Dataset excerpt
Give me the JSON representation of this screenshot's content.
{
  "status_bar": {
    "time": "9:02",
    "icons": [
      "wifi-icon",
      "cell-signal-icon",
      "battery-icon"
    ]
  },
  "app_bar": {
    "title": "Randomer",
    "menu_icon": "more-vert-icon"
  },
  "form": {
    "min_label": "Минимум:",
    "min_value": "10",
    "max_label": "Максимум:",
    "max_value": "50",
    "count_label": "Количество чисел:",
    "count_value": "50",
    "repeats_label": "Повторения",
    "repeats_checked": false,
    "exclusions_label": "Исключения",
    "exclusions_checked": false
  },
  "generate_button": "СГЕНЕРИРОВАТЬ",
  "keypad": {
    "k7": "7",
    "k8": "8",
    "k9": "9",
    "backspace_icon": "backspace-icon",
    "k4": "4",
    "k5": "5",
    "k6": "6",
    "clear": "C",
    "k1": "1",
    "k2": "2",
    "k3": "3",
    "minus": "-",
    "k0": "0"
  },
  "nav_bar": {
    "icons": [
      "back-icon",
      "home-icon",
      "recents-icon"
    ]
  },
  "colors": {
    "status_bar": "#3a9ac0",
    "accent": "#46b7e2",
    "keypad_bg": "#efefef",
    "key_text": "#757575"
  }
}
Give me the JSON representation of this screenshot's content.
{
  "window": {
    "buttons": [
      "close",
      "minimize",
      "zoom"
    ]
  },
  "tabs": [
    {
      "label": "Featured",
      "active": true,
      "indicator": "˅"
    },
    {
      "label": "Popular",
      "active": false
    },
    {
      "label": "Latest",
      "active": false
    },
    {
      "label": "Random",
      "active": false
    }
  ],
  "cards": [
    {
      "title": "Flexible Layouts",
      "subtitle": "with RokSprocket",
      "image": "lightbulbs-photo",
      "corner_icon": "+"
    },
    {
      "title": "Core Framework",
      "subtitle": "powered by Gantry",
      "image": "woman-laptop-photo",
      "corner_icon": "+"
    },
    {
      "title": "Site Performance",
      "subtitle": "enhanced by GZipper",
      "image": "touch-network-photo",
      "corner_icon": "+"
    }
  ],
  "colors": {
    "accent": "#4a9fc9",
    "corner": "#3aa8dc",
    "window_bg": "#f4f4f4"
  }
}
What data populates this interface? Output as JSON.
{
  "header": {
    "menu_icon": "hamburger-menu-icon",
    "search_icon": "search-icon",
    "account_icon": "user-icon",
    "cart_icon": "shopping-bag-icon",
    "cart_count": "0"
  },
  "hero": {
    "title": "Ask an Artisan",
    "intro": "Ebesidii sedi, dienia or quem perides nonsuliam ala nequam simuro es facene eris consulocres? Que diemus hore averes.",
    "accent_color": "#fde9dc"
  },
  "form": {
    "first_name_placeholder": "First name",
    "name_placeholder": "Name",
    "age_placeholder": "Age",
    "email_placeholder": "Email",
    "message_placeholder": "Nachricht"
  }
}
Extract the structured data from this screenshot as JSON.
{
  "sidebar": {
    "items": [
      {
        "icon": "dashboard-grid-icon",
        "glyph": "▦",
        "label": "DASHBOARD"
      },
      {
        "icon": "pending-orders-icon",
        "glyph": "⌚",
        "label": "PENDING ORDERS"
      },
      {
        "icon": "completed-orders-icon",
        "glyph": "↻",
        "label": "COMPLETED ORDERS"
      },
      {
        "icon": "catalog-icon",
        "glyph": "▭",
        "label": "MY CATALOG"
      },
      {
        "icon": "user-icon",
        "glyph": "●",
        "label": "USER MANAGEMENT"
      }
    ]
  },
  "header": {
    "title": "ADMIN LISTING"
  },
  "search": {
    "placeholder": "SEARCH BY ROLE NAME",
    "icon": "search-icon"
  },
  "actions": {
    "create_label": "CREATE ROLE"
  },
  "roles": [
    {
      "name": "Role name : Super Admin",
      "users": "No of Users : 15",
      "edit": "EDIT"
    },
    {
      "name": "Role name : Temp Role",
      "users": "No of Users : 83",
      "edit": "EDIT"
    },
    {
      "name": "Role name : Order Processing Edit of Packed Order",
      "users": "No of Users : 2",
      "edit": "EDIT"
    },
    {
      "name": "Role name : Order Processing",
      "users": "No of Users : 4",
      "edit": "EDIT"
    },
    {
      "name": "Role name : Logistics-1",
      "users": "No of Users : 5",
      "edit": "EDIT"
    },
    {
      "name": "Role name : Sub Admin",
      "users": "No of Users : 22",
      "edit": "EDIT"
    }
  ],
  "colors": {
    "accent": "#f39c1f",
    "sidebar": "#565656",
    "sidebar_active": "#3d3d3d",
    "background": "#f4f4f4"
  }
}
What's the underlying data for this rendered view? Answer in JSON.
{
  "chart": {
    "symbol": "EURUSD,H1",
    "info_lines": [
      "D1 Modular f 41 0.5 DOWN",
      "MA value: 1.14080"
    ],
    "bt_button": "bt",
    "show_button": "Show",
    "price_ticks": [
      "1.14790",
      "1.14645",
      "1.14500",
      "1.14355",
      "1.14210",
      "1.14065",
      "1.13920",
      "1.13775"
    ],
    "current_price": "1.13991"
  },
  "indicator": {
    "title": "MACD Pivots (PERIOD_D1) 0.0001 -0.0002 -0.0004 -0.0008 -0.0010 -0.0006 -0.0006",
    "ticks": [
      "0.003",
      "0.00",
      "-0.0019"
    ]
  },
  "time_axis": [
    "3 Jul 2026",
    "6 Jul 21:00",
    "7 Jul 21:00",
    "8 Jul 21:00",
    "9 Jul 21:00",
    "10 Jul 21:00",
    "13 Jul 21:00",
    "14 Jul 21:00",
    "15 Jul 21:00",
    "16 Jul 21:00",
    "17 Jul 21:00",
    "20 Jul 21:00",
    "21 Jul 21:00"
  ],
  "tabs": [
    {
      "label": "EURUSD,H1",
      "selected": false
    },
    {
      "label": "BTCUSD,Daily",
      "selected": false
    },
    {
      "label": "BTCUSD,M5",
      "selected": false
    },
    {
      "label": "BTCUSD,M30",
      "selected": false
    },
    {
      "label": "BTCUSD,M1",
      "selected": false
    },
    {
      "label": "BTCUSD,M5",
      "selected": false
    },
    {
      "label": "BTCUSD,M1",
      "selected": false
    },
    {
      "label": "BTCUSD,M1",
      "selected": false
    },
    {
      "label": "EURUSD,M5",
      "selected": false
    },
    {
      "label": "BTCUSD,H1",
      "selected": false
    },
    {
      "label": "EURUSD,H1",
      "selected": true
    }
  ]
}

### [Problem details]
Copy every record above exactly as it appears.

### [Written reply]
Give me the JSON representation of this screenshot's content.
{
  "status_bar": {
    "time": "9:02",
    "icons": [
      "wifi-icon",
      "cell-signal-icon",
      "battery-icon"
    ]
  },
  "app_bar": {
    "title": "Randomer",
    "menu_icon": "more-vert-icon"
  },
  "form": {
    "min_label": "Минимум:",
    "min_value": "10",
    "max_label": "Максимум:",
    "max_value": "50",
    "count_label": "Количество чисел:",
    "count_value": "50",
    "repeats_label": "Повторения",
    "repeats_checked": false,
    "exclusions_label": "Исключения",
    "exclusions_checked": false
  },
  "generate_button": "СГЕНЕРИРОВАТЬ",
  "keypad": {
    "k7": "7",
    "k8": "8",
    "k9": "9",
    "backspace_icon": "backspace-icon",
    "k4": "4",
    "k5": "5",
    "k6": "6",
    "clear": "C",
    "k1": "1",
    "k2": "2",
    "k3": "3",
    "minus": "-",
    "k0": "0"
  },
  "nav_bar": {
    "icons": [
      "back-icon",
      "home-icon",
      "recents-icon"
    ]
  },
  "colors": {
    "status_bar": "#3a9ac0",
    "accent": "#46b7e2",
    "keypad_bg": "#efefef",
    "key_text": "#757575"
  }
}
Give me the JSON representation of this screenshot's content.
{
  "window": {
    "buttons": [
      "close",
      "minimize",
      "zoom"
    ]
  },
  "tabs": [
    {
      "label": "Featured",
      "active": true,
      "indicator": "˅"
    },
    {
      "label": "Popular",
      "active": false
    },
    {
      "label": "Latest",
      "active": false
    },
    {
      "label": "Random",
      "active": false
    }
  ],
  "cards": [
    {
      "title": "Flexible Layouts",
      "subtitle": "with RokSprocket",
      "image": "lightbulbs-photo",
      "corner_icon": "+"
    },
    {
      "title": "Core Framework",
      "subtitle": "powered by Gantry",
      "image": "woman-laptop-photo",
      "corner_icon": "+"
    },
    {
      "title": "Site Performance",
      "subtitle": "enhanced by GZipper",
      "image": "touch-network-photo",
      "corner_icon": "+"
    }
  ],
  "colors": {
    "accent": "#4a9fc9",
    "corner": "#3aa8dc",
    "window_bg": "#f4f4f4"
  }
}
What data populates this interface? Output as JSON.
{
  "header": {
    "menu_icon": "hamburger-menu-icon",
    "search_icon": "search-icon",
    "account_icon": "user-icon",
    "cart_icon": "shopping-bag-icon",
    "cart_count": "0"
  },
  "hero": {
    "title": "Ask an Artisan",
    "intro": "Ebesidii sedi, dienia or quem perides nonsuliam ala nequam simuro es facene eris consulocres? Que diemus hore averes.",
    "accent_color": "#fde9dc"
  },
  "form": {
    "first_name_placeholder": "First name",
    "name_placeholder": "Name",
    "age_placeholder": "Age",
    "email_placeholder": "Email",
    "message_placeholder": "Nachricht"
  }
}
Extract the structured data from this screenshot as JSON.
{
  "sidebar": {
    "items": [
      {
        "icon": "dashboard-grid-icon",
        "glyph": "▦",
        "label": "DASHBOARD"
      },
      {
        "icon": "pending-orders-icon",
        "glyph": "⌚",
        "label": "PENDING ORDERS"
      },
      {
        "icon": "completed-orders-icon",
        "glyph": "↻",
        "label": "COMPLETED ORDERS"
      },
      {
        "icon": "catalog-icon",
        "glyph": "▭",
        "label": "MY CATALOG"
      },
      {
        "icon": "user-icon",
        "glyph": "●",
        "label": "USER MANAGEMENT"
      }
    ]
  },
  "header": {
    "title": "ADMIN LISTING"
  },
  "search": {
    "placeholder": "SEARCH BY ROLE NAME",
    "icon": "search-icon"
  },
  "actions": {
    "create_label": "CREATE ROLE"
  },
  "roles": [
    {
      "name": "Role name : Super Admin",
      "users": "No of Users : 15",
      "edit": "EDIT"
    },
    {
      "name": "Role name : Temp Role",
      "users": "No of Users : 83",
      "edit": "EDIT"
    },
    {
      "name": "Role name : Order Processing Edit of Packed Order",
      "users": "No of Users : 2",
      "edit": "EDIT"
    },
    {
      "name": "Role name : Order Processing",
      "users": "No of Users : 4",
      "edit": "EDIT"
    },
    {
      "name": "Role name : Logistics-1",
      "users": "No of Users : 5",
      "edit": "EDIT"
    },
    {
      "name": "Role name : Sub Admin",
      "users": "No of Users : 22",
      "edit": "EDIT"
    }
  ],
  "colors": {
    "accent": "#f39c1f",
    "sidebar": "#565656",
    "sidebar_active": "#3d3d3d",
    "background": "#f4f4f4"
  }
}
What's the underlying data for this rendered view? Answer in JSON.
{
  "chart": {
    "symbol": "EURUSD,H1",
    "info_lines": [
      "D1 Modular f 41 0.5 DOWN",
      "MA value: 1.14080"
    ],
    "bt_button": "bt",
    "show_button": "Show",
    "price_ticks": [
      "1.14790",
      "1.14645",
      "1.14500",
      "1.14355",
      "1.14210",
      "1.14065",
      "1.13920",
      "1.13775"
    ],
    "current_price": "1.13991"
  },
  "indicator": {
    "title": "MACD Pivots (PERIOD_D1) 0.0001 -0.0002 -0.0004 -0.0008 -0.0010 -0.0006 -0.0006",
    "ticks": [
      "0.003",
      "0.00",
      "-0.0019"
    ]
  },
  "time_axis": [
    "3 Jul 2026",
    "6 Jul 21:00",
    "7 Jul 21:00",
    "8 Jul 21:00",
    "9 Jul 21:00",
    "10 Jul 21:00",
    "13 Jul 21:00",
    "14 Jul 21:00",
    "15 Jul 21:00",
    "16 Jul 21:00",
    "17 Jul 21:00",
    "20 Jul 21:00",
    "21 Jul 21:00"
  ],
  "tabs": [
    {
      "label": "EURUSD,H1",
      "selected": false
    },
    {
      "label": "BTCUSD,Daily",
      "selected": false
    },
    {
      "label": "BTCUSD,M5",
      "selected": false
    },
    {
      "label": "BTCUSD,M30",
      "selected": false
    },
    {
      "label": "BTCUSD,M1",
      "selected": false
    },
    {
      "label": "BTCUSD,M5",
      "selected": false
    },
    {
      "label": "BTCUSD,M1",
      "selected": false
    },
    {
      "label": "BTCUSD,M1",
      "selected": false
    },
    {
      "label": "EURUSD,M5",
      "selected": false
    },
    {
      "label": "BTCUSD,H1",
      "selected": false
    },
    {
      "label": "EURUSD,H1",
      "selected": true
    }
  ]
}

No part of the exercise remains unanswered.